** BEGIN Records provided **

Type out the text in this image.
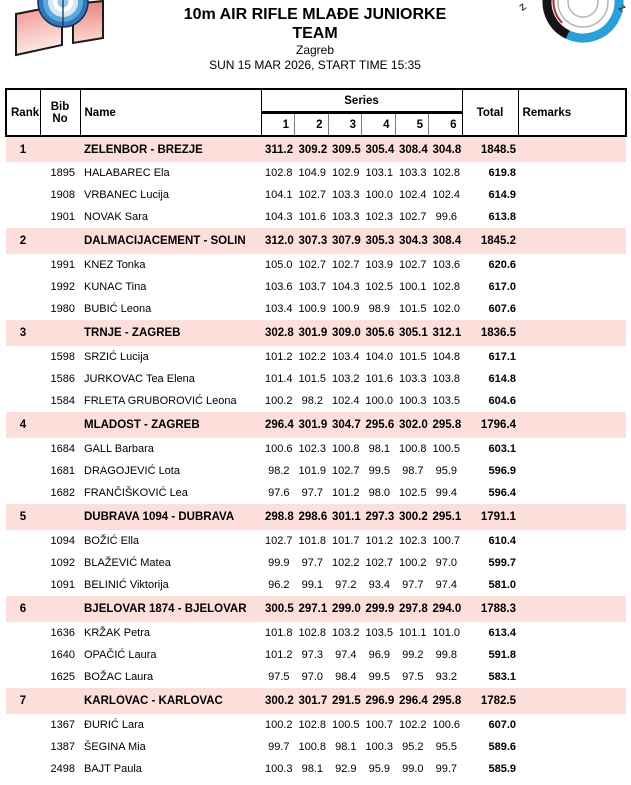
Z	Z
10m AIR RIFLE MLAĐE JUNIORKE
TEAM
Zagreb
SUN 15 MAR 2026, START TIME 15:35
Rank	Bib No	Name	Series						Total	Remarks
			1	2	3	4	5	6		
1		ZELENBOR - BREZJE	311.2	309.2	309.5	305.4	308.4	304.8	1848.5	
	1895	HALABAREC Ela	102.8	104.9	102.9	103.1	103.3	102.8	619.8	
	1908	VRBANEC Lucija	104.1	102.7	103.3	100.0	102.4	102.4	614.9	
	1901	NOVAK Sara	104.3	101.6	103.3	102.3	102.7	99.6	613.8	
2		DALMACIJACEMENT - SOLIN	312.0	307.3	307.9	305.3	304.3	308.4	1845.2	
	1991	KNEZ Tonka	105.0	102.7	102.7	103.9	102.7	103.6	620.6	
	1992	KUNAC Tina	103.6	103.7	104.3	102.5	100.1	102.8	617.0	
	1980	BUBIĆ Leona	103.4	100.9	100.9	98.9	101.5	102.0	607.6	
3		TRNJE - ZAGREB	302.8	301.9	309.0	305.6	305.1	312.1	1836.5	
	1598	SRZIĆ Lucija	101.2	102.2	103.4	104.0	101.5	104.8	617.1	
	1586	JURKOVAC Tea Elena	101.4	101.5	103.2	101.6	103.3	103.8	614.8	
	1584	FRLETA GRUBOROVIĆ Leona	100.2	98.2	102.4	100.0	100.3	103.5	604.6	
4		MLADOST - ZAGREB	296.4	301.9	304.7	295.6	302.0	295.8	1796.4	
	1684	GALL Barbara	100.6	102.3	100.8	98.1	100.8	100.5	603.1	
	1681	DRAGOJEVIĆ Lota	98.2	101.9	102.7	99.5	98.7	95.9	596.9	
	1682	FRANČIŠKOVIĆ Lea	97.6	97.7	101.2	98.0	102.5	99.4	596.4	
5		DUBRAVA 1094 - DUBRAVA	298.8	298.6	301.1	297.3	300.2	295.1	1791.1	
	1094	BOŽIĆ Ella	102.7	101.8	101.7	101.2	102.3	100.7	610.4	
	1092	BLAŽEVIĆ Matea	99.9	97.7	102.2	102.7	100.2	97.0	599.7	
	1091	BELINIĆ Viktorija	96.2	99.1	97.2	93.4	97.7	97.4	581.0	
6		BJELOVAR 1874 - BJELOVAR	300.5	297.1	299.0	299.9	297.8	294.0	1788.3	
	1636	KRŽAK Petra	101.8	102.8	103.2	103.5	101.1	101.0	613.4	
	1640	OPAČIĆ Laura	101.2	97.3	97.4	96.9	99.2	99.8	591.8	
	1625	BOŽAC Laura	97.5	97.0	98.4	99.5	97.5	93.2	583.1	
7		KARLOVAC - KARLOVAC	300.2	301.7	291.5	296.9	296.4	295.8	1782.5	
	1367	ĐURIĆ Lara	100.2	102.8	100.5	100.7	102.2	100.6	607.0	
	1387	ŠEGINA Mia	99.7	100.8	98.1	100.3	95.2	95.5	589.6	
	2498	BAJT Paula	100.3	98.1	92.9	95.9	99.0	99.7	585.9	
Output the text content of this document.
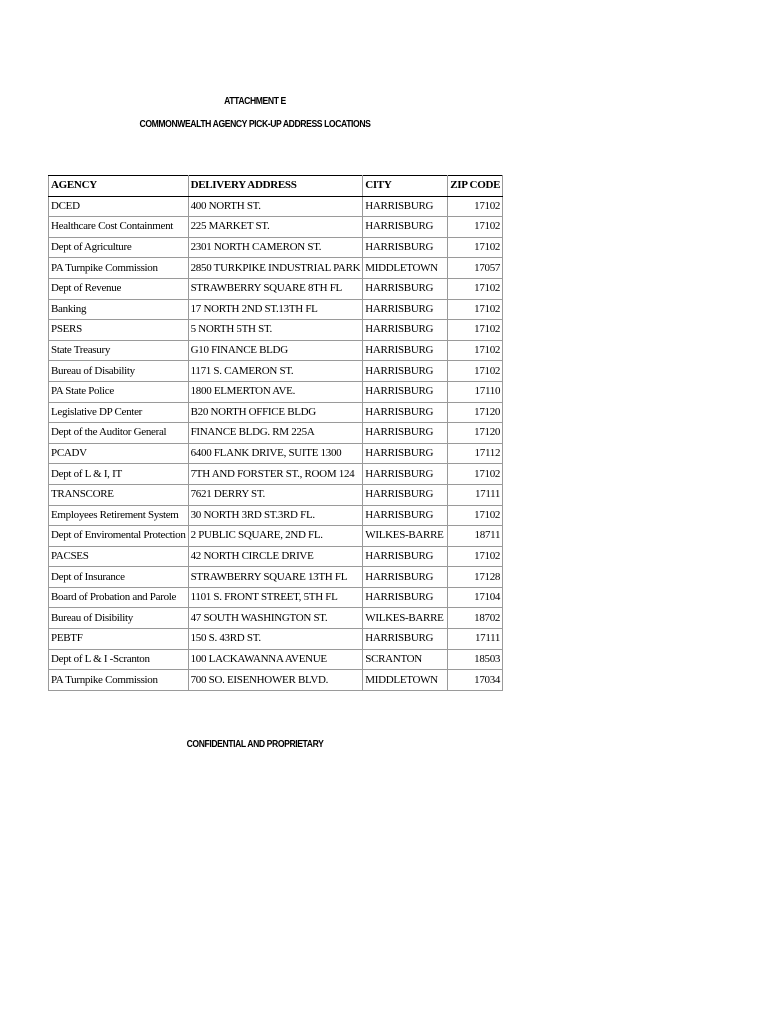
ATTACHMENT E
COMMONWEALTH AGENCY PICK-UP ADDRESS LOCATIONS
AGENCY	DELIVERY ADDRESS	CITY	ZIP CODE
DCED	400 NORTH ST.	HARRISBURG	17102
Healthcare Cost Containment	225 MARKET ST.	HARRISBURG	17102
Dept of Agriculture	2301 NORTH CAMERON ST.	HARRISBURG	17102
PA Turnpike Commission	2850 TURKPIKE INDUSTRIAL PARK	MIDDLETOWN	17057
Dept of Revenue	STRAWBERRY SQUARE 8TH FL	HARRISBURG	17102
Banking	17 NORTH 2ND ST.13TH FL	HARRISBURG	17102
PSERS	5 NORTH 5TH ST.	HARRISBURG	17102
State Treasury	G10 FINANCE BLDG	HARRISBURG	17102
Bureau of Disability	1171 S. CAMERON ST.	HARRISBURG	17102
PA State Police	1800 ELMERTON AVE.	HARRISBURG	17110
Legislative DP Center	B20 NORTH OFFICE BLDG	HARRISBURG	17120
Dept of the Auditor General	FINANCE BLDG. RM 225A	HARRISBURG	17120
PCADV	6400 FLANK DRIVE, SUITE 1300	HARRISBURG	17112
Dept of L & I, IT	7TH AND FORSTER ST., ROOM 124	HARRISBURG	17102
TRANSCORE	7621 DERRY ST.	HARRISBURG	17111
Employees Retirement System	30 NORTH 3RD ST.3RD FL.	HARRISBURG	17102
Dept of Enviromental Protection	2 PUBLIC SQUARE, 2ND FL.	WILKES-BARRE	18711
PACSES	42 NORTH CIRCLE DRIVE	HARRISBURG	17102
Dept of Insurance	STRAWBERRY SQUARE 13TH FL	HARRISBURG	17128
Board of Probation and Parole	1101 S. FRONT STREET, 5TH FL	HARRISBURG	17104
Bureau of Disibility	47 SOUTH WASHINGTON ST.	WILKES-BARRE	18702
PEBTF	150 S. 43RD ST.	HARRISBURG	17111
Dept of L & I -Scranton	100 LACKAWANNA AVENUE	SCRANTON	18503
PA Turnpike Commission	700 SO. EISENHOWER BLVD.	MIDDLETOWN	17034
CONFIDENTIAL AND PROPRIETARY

** END Records provided **
** BEGIN Records provided **

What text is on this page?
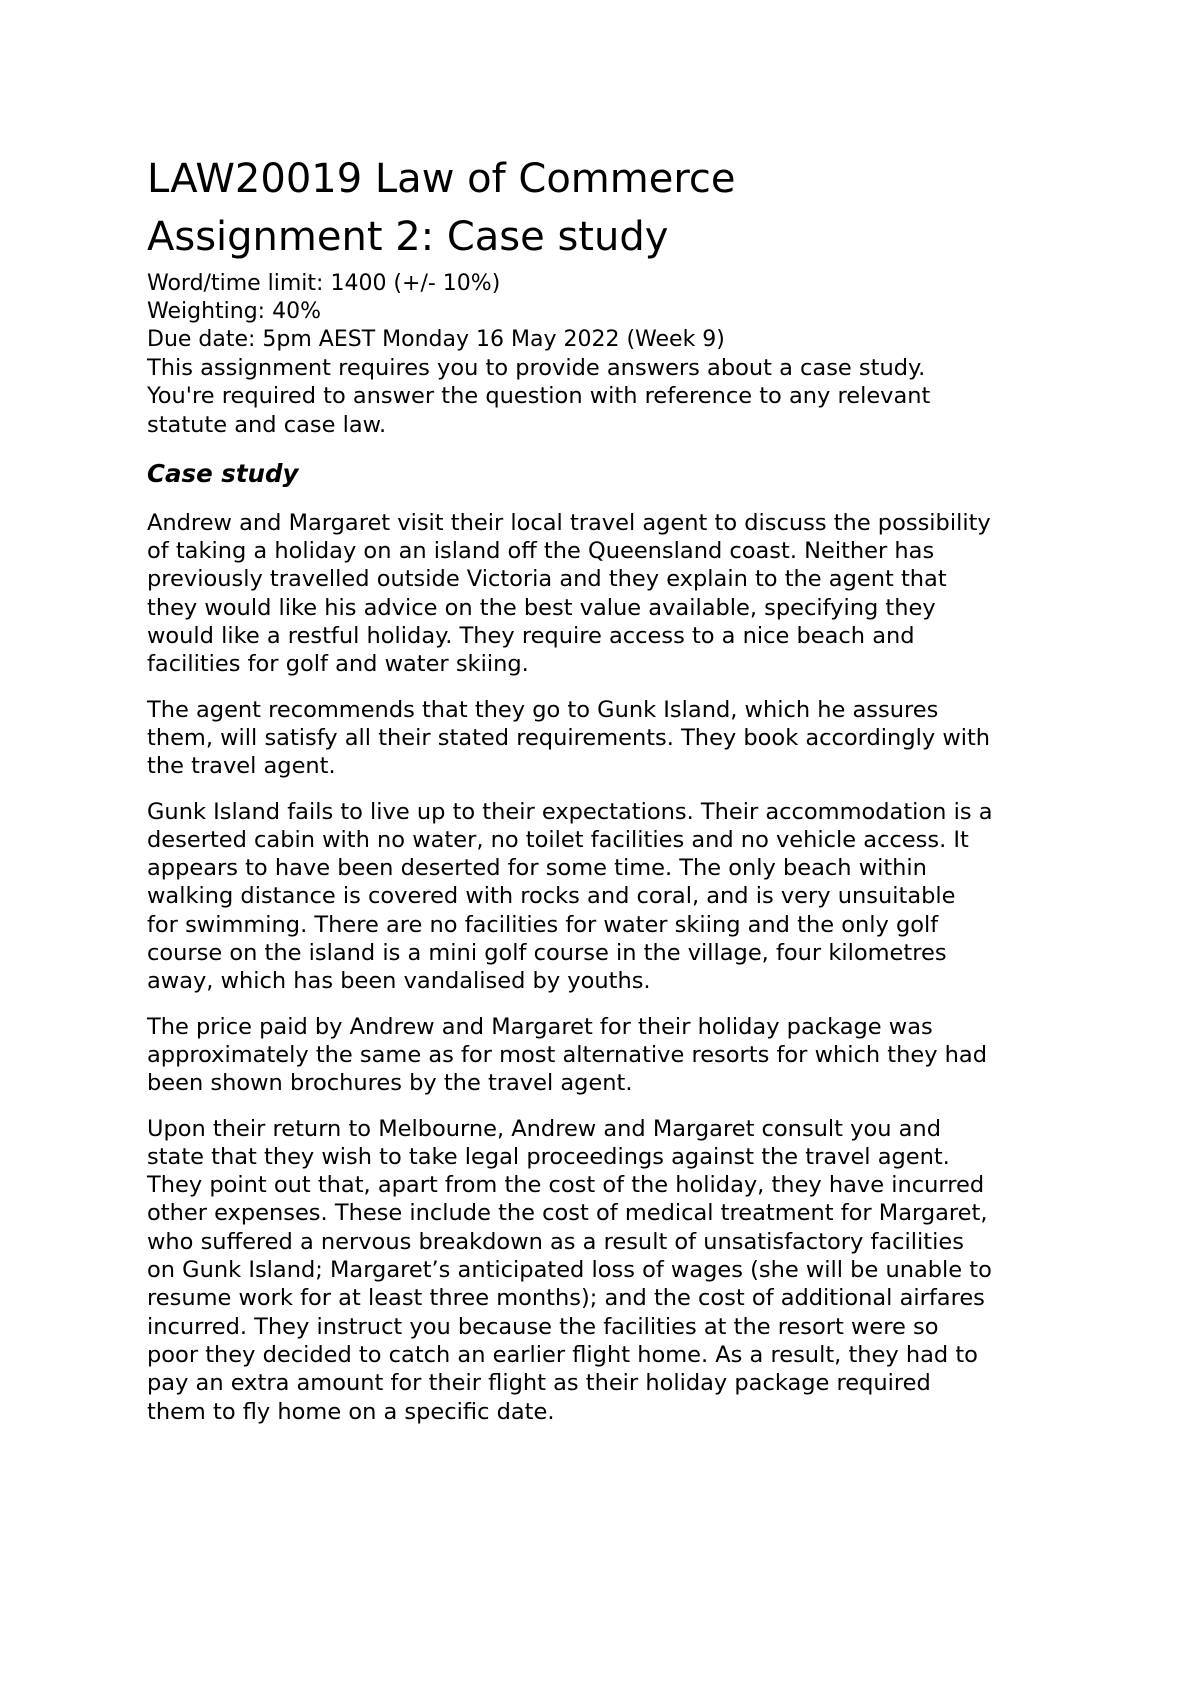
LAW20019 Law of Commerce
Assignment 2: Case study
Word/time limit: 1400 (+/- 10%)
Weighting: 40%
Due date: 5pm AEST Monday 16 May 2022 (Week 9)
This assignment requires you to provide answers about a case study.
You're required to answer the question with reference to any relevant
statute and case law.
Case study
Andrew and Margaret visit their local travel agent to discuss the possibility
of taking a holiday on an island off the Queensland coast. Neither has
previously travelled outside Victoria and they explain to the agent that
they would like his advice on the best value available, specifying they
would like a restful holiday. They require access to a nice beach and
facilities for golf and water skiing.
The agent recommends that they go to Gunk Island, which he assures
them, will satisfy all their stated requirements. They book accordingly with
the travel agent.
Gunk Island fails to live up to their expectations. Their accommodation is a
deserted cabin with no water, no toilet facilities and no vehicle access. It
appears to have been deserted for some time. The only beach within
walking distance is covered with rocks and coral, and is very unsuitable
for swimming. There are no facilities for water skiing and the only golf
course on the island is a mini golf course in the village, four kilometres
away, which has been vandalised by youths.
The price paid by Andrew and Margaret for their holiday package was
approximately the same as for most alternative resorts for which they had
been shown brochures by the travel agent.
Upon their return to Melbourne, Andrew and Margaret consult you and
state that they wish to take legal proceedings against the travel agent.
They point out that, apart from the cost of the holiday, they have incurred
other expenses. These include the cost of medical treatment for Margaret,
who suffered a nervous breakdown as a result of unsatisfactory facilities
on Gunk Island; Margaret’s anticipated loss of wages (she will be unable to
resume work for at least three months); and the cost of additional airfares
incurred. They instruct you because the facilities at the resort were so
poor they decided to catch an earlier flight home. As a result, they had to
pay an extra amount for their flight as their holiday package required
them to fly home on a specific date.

** END Records provided **
** BEGIN Records provided **

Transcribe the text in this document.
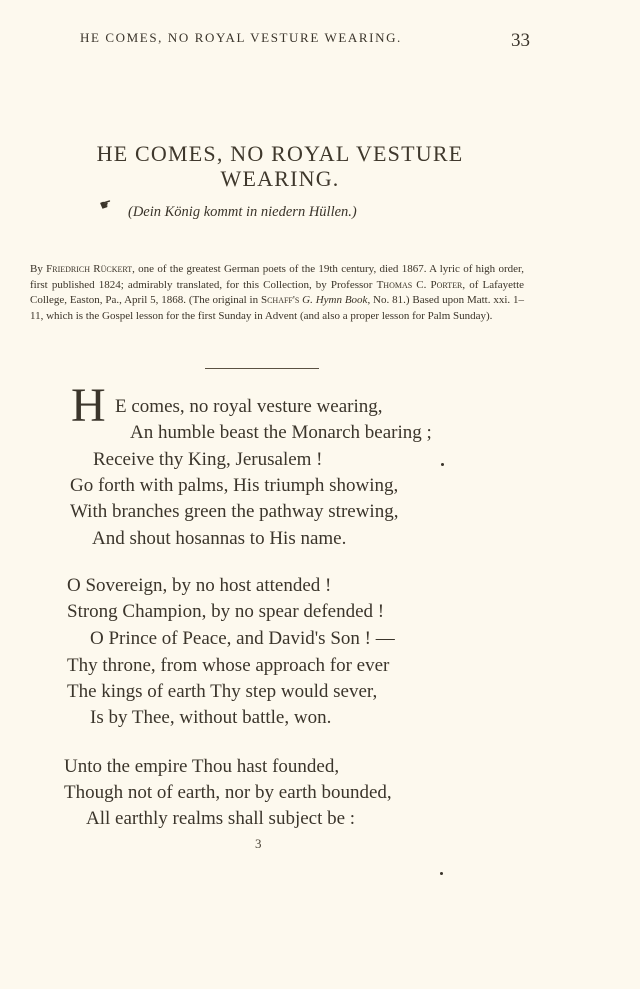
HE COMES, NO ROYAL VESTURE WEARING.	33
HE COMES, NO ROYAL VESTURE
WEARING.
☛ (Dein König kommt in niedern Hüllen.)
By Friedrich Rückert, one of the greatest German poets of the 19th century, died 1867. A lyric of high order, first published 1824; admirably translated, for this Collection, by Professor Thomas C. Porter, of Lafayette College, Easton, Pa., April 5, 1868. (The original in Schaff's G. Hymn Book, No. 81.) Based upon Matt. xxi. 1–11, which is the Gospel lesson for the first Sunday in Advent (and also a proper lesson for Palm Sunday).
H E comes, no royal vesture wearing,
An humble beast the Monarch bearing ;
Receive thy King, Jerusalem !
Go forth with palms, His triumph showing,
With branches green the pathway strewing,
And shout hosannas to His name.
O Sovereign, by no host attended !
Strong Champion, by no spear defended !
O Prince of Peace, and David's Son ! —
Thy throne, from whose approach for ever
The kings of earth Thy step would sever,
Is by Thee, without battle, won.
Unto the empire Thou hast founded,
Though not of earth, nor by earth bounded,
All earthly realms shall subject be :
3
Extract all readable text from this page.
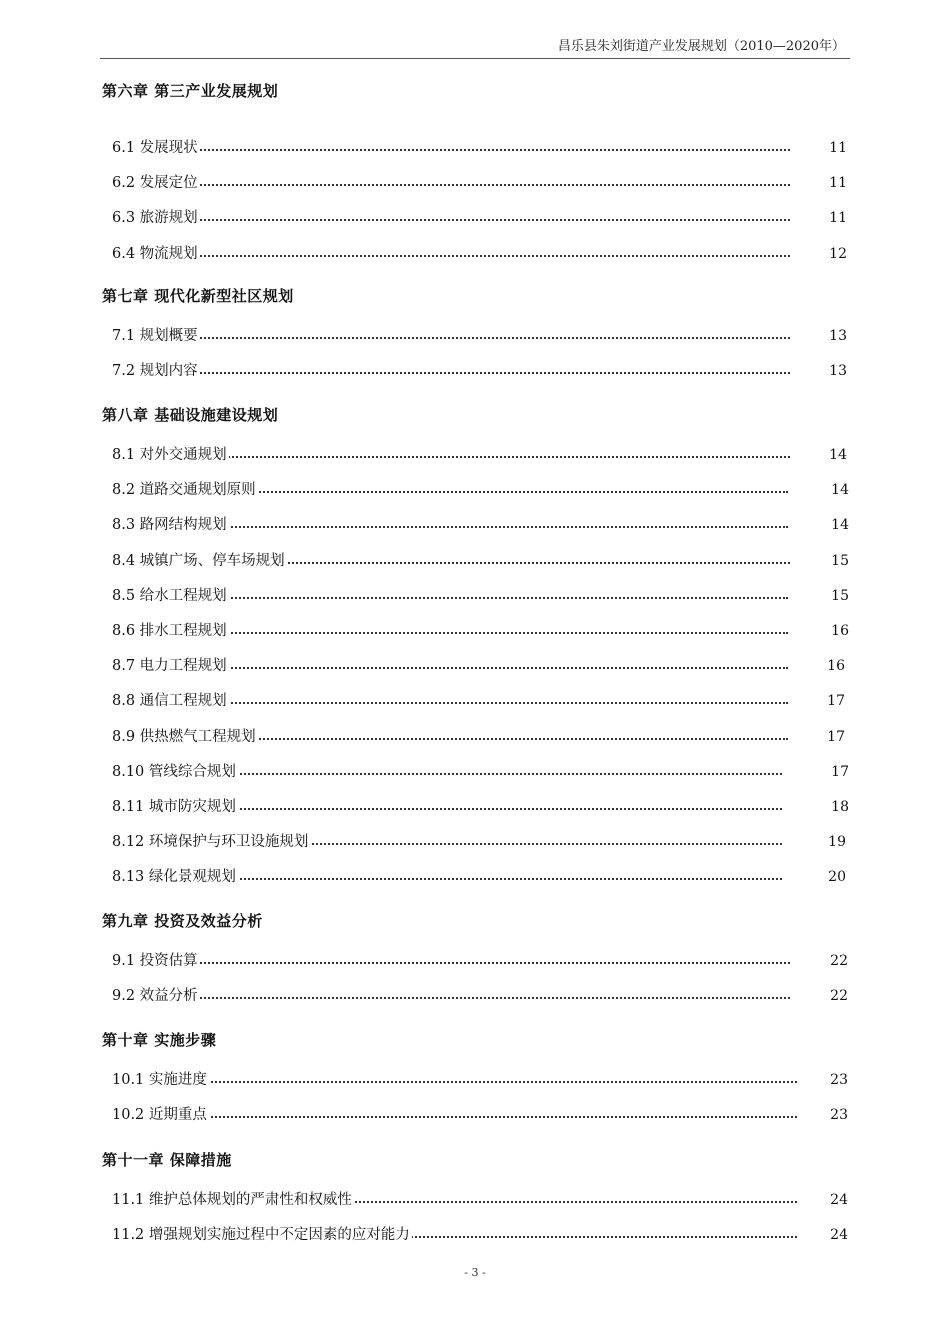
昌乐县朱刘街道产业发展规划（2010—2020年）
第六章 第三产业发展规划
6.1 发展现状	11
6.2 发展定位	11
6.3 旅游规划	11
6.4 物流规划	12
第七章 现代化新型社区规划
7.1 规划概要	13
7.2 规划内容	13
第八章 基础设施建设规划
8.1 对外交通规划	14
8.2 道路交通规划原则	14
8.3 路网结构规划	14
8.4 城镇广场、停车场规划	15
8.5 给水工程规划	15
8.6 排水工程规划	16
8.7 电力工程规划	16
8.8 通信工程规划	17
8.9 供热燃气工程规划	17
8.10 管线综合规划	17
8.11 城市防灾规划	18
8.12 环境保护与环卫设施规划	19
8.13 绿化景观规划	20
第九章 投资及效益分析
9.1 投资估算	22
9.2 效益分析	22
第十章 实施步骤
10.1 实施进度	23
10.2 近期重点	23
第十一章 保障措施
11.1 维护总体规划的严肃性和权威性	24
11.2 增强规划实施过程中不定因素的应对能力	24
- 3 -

** END Records provided **

Report how many lines contain "CAMERON". Give nothing but the number.

2